§ **Work to be completed**: Emit the entire listing verbatim.

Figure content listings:
++++++

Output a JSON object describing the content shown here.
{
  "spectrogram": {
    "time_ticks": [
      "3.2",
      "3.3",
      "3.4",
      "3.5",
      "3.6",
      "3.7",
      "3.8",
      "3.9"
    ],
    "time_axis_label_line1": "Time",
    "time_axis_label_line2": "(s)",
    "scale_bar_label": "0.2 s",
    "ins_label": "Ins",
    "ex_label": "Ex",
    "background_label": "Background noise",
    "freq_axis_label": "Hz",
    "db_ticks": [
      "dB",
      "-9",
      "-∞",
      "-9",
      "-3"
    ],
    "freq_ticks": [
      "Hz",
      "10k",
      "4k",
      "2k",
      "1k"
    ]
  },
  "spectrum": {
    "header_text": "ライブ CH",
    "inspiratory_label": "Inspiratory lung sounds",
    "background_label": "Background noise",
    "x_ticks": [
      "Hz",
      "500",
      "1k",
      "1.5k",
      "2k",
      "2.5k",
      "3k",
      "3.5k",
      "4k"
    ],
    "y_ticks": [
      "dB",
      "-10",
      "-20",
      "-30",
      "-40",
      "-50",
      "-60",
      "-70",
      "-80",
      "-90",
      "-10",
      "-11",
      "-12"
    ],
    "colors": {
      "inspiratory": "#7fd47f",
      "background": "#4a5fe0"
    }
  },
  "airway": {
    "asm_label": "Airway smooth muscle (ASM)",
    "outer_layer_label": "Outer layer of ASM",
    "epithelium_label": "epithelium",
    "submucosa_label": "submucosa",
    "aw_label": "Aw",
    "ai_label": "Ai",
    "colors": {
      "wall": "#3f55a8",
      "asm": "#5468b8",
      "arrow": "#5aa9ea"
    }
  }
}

++++++

§ **Answer for this exercise**:
Output a JSON object describing the content shown here.
{
  "spectrogram": {
    "time_ticks": [
      "3.2",
      "3.3",
      "3.4",
      "3.5",
      "3.6",
      "3.7",
      "3.8",
      "3.9"
    ],
    "time_axis_label_line1": "Time",
    "time_axis_label_line2": "(s)",
    "scale_bar_label": "0.2 s",
    "ins_label": "Ins",
    "ex_label": "Ex",
    "background_label": "Background noise",
    "freq_axis_label": "Hz",
    "db_ticks": [
      "dB",
      "-9",
      "-∞",
      "-9",
      "-3"
    ],
    "freq_ticks": [
      "Hz",
      "10k",
      "4k",
      "2k",
      "1k"
    ]
  },
  "spectrum": {
    "header_text": "ライブ CH",
    "inspiratory_label": "Inspiratory lung sounds",
    "background_label": "Background noise",
    "x_ticks": [
      "Hz",
      "500",
      "1k",
      "1.5k",
      "2k",
      "2.5k",
      "3k",
      "3.5k",
      "4k"
    ],
    "y_ticks": [
      "dB",
      "-10",
      "-20",
      "-30",
      "-40",
      "-50",
      "-60",
      "-70",
      "-80",
      "-90",
      "-10",
      "-11",
      "-12"
    ],
    "colors": {
      "inspiratory": "#7fd47f",
      "background": "#4a5fe0"
    }
  },
  "airway": {
    "asm_label": "Airway smooth muscle (ASM)",
    "outer_layer_label": "Outer layer of ASM",
    "epithelium_label": "epithelium",
    "submucosa_label": "submucosa",
    "aw_label": "Aw",
    "ai_label": "Ai",
    "colors": {
      "wall": "#3f55a8",
      "asm": "#5468b8",
      "arrow": "#5aa9ea"
    }
  }
}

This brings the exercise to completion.